INPUT ROWS:
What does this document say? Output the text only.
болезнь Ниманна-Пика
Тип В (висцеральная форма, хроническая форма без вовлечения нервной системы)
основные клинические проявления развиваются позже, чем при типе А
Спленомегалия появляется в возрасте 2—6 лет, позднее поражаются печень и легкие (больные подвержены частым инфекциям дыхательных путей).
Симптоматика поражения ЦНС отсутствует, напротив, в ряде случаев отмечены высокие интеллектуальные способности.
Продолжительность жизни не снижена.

TASK OBJECTIVE: Every record above must be duplicated exactly.

COMPLETE ANSWER:
What does this document say? Output the text only.
болезнь Ниманна-Пика
Тип В (висцеральная форма, хроническая форма без вовлечения нервной системы)
основные клинические проявления развиваются позже, чем при типе А
Спленомегалия появляется в возрасте 2—6 лет, позднее поражаются печень и легкие (больные подвержены частым инфекциям дыхательных путей).
Симптоматика поражения ЦНС отсутствует, напротив, в ряде случаев отмечены высокие интеллектуальные способности.
Продолжительность жизни не снижена.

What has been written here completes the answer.